→ EXERCISE:
Keep only the lines of the data below that contain "classi", and copy them.

→ GIVEN ENTRIES:
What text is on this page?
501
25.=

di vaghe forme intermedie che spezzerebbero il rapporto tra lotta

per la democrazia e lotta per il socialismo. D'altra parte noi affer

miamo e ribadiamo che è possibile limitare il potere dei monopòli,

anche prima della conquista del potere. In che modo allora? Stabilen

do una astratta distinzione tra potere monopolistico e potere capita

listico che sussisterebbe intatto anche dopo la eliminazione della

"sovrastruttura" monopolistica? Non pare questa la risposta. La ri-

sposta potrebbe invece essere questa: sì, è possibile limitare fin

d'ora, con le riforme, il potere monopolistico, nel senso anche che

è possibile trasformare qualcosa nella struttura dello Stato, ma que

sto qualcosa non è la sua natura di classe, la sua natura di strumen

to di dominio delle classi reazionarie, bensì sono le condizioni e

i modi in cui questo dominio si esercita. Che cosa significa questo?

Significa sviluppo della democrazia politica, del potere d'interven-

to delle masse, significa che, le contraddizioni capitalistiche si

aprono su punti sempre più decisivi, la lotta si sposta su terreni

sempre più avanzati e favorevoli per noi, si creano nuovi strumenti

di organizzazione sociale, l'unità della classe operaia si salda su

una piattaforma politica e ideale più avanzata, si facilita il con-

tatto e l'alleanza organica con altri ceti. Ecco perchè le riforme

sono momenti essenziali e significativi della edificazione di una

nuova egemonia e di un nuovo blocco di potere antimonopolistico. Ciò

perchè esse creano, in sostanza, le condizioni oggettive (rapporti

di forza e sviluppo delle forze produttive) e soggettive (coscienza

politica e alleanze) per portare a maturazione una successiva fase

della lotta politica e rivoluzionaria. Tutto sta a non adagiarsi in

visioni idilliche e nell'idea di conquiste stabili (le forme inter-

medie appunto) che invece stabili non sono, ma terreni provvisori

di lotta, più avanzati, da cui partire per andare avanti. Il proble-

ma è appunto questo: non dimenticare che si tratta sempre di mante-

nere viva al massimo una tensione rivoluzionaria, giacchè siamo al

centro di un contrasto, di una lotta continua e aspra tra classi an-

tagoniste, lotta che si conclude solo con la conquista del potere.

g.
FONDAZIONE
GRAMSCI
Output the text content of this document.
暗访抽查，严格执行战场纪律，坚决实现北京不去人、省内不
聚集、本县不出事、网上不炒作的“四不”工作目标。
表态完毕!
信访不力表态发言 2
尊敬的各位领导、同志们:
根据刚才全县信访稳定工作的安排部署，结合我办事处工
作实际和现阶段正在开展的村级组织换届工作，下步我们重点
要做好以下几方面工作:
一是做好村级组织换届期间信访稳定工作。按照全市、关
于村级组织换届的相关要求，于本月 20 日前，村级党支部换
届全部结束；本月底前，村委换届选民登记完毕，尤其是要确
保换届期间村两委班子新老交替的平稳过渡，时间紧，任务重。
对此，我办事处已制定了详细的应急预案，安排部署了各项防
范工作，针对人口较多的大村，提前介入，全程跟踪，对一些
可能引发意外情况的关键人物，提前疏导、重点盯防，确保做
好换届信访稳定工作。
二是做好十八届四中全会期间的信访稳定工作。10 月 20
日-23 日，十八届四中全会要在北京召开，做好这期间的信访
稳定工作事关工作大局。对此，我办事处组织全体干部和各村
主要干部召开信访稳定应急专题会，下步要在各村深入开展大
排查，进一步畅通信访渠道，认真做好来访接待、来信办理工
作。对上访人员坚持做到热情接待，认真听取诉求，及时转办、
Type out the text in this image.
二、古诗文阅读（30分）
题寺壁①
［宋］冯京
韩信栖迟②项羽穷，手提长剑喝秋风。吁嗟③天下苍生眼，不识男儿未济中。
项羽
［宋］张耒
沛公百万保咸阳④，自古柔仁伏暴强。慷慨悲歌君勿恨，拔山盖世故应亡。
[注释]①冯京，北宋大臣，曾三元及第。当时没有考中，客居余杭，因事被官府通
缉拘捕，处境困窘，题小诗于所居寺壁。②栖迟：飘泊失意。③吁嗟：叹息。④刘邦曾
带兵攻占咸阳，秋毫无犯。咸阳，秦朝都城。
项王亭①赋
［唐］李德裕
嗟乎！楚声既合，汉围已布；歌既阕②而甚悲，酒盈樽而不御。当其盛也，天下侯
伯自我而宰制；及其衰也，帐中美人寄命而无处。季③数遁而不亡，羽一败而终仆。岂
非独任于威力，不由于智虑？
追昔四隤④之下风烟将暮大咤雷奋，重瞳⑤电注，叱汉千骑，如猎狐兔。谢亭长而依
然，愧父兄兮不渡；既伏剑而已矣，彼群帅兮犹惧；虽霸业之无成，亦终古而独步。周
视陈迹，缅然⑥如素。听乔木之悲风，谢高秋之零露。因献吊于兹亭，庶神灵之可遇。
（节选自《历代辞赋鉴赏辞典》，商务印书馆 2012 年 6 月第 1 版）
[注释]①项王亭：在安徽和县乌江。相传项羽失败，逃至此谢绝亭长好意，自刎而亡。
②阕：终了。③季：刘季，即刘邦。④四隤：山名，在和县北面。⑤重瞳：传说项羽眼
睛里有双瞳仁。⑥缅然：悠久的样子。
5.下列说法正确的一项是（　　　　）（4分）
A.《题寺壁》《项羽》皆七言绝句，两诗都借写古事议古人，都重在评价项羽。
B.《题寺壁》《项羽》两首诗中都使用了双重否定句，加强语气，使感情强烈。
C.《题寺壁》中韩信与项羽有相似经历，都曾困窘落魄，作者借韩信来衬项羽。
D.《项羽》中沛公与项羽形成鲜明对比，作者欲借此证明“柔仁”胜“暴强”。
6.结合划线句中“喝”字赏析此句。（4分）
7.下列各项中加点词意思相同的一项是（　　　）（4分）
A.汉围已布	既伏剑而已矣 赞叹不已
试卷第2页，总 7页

→ SOLUTION:
to di dominio delle classi reazionarie, bensì sono le condizioni e
centro di un contrasto, di una lotta continua e aspra tra classi an-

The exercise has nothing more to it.